### Task statement
Give the listing again exactly, omitting its images.

## Start Provided data

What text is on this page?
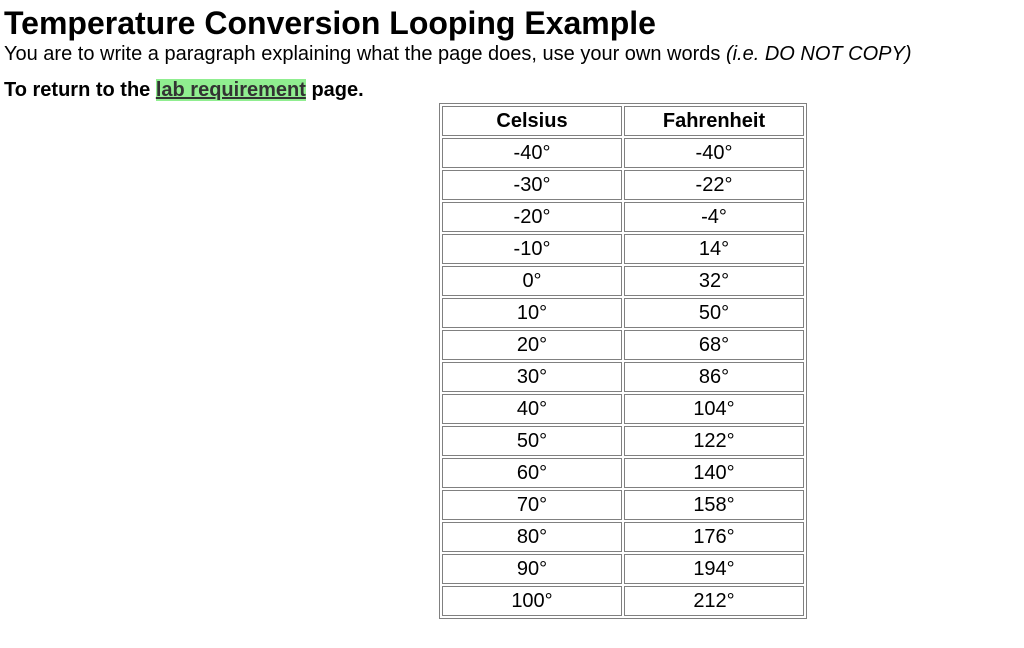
Temperature Conversion Looping Example

You are to write a paragraph explaining what the page does, use your own words (i.e. DO NOT COPY)

To return to the lab requirement page.

Celsius	Fahrenheit
-40°	-40°
-30°	-22°
-20°	-4°
-10°	14°
0°	32°
10°	50°
20°	68°
30°	86°
40°	104°
50°	122°
60°	140°
70°	158°
80°	176°
90°	194°
100°	212°
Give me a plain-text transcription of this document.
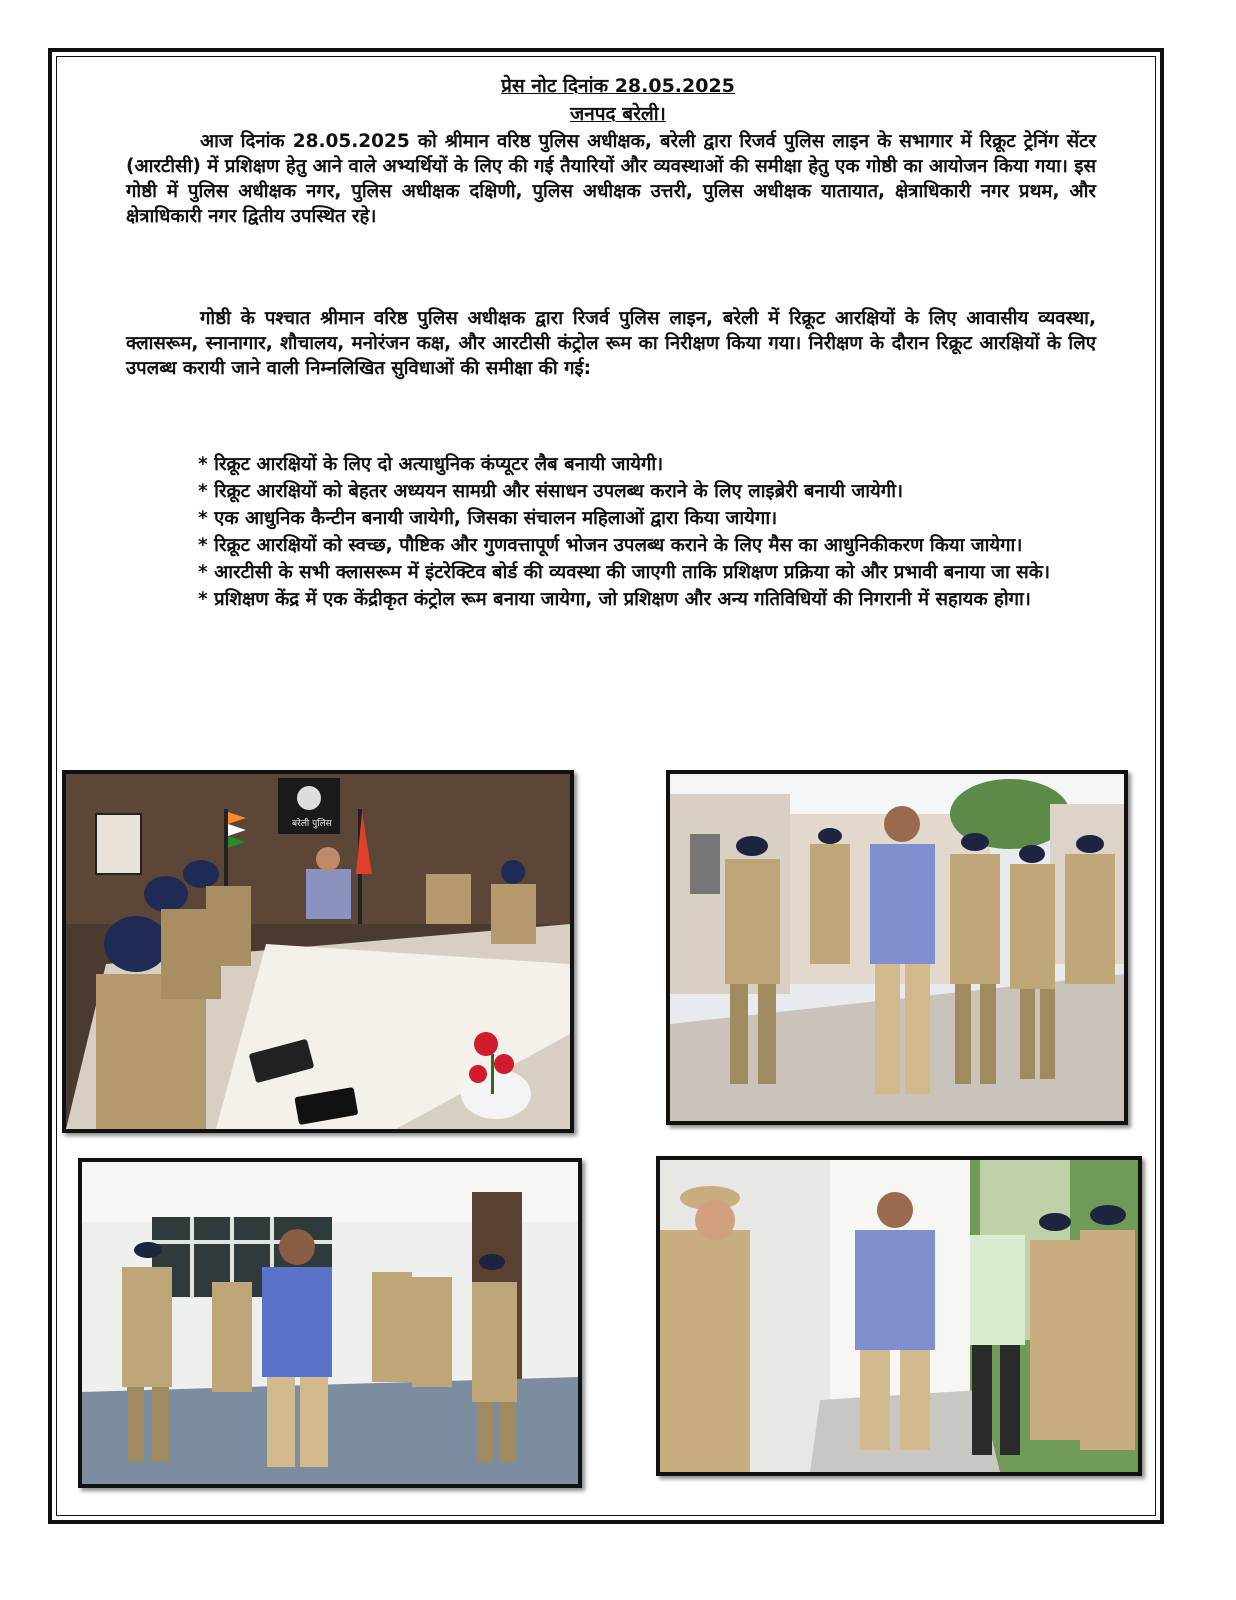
प्रेस नोट दिनांक 28.05.2025
जनपद बरेली।

आज दिनांक 28.05.2025 को श्रीमान वरिष्ठ पुलिस अधीक्षक, बरेली द्वारा रिजर्व पुलिस लाइन के सभागार में रिक्रूट ट्रेनिंग सेंटर (आरटीसी) में प्रशिक्षण हेतु आने वाले अभ्यर्थियों के लिए की गई तैयारियों और व्यवस्थाओं की समीक्षा हेतु एक गोष्ठी का आयोजन किया गया। इस गोष्ठी में पुलिस अधीक्षक नगर, पुलिस अधीक्षक दक्षिणी, पुलिस अधीक्षक उत्तरी, पुलिस अधीक्षक यातायात, क्षेत्राधिकारी नगर प्रथम, और क्षेत्राधिकारी नगर द्वितीय उपस्थित रहे।

गोष्ठी के पश्चात श्रीमान वरिष्ठ पुलिस अधीक्षक द्वारा रिजर्व पुलिस लाइन, बरेली में रिक्रूट आरक्षियों के लिए आवासीय व्यवस्था, क्लासरूम, स्नानागार, शौचालय, मनोरंजन कक्ष, और आरटीसी कंट्रोल रूम का निरीक्षण किया गया। निरीक्षण के दौरान रिक्रूट आरक्षियों के लिए उपलब्ध करायी जाने वाली निम्नलिखित सुविधाओं की समीक्षा की गई:

* रिक्रूट आरक्षियों के लिए दो अत्याधुनिक कंप्यूटर लैब बनायी जायेगी।
* रिक्रूट आरक्षियों को बेहतर अध्ययन सामग्री और संसाधन उपलब्ध कराने के लिए लाइब्रेरी बनायी जायेगी।
* एक आधुनिक कैन्टीन बनायी जायेगी, जिसका संचालन महिलाओं द्वारा किया जायेगा।
* रिक्रूट आरक्षियों को स्वच्छ, पौष्टिक और गुणवत्तापूर्ण भोजन उपलब्ध कराने के लिए मैस का आधुनिकीकरण किया जायेगा।
* आरटीसी के सभी क्लासरूम में इंटरेक्टिव बोर्ड की व्यवस्था की जाएगी ताकि प्रशिक्षण प्रक्रिया को और प्रभावी बनाया जा सके।
* प्रशिक्षण केंद्र में एक केंद्रीकृत कंट्रोल रूम बनाया जायेगा, जो प्रशिक्षण और अन्य गतिविधियों की निगरानी में सहायक होगा।
बरेली पुलिस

## End Provided data

### Task answer
What text is on this page?
Temperature Conversion Looping Example

You are to write a paragraph explaining what the page does, use your own words (i.e. DO NOT COPY)

To return to the lab requirement page.

Celsius	Fahrenheit
-40°	-40°
-30°	-22°
-20°	-4°
-10°	14°
0°	32°
10°	50°
20°	68°
30°	86°
40°	104°
50°	122°
60°	140°
70°	158°
80°	176°
90°	194°
100°	212°
Give me a plain-text transcription of this document.
प्रेस नोट दिनांक 28.05.2025
जनपद बरेली।

आज दिनांक 28.05.2025 को श्रीमान वरिष्ठ पुलिस अधीक्षक, बरेली द्वारा रिजर्व पुलिस लाइन के सभागार में रिक्रूट ट्रेनिंग सेंटर (आरटीसी) में प्रशिक्षण हेतु आने वाले अभ्यर्थियों के लिए की गई तैयारियों और व्यवस्थाओं की समीक्षा हेतु एक गोष्ठी का आयोजन किया गया। इस गोष्ठी में पुलिस अधीक्षक नगर, पुलिस अधीक्षक दक्षिणी, पुलिस अधीक्षक उत्तरी, पुलिस अधीक्षक यातायात, क्षेत्राधिकारी नगर प्रथम, और क्षेत्राधिकारी नगर द्वितीय उपस्थित रहे।

गोष्ठी के पश्चात श्रीमान वरिष्ठ पुलिस अधीक्षक द्वारा रिजर्व पुलिस लाइन, बरेली में रिक्रूट आरक्षियों के लिए आवासीय व्यवस्था, क्लासरूम, स्नानागार, शौचालय, मनोरंजन कक्ष, और आरटीसी कंट्रोल रूम का निरीक्षण किया गया। निरीक्षण के दौरान रिक्रूट आरक्षियों के लिए उपलब्ध करायी जाने वाली निम्नलिखित सुविधाओं की समीक्षा की गई:

* रिक्रूट आरक्षियों के लिए दो अत्याधुनिक कंप्यूटर लैब बनायी जायेगी।
* रिक्रूट आरक्षियों को बेहतर अध्ययन सामग्री और संसाधन उपलब्ध कराने के लिए लाइब्रेरी बनायी जायेगी।
* एक आधुनिक कैन्टीन बनायी जायेगी, जिसका संचालन महिलाओं द्वारा किया जायेगा।
* रिक्रूट आरक्षियों को स्वच्छ, पौष्टिक और गुणवत्तापूर्ण भोजन उपलब्ध कराने के लिए मैस का आधुनिकीकरण किया जायेगा।
* आरटीसी के सभी क्लासरूम में इंटरेक्टिव बोर्ड की व्यवस्था की जाएगी ताकि प्रशिक्षण प्रक्रिया को और प्रभावी बनाया जा सके।
* प्रशिक्षण केंद्र में एक केंद्रीकृत कंट्रोल रूम बनाया जायेगा, जो प्रशिक्षण और अन्य गतिविधियों की निगरानी में सहायक होगा।
बरेली पुलिस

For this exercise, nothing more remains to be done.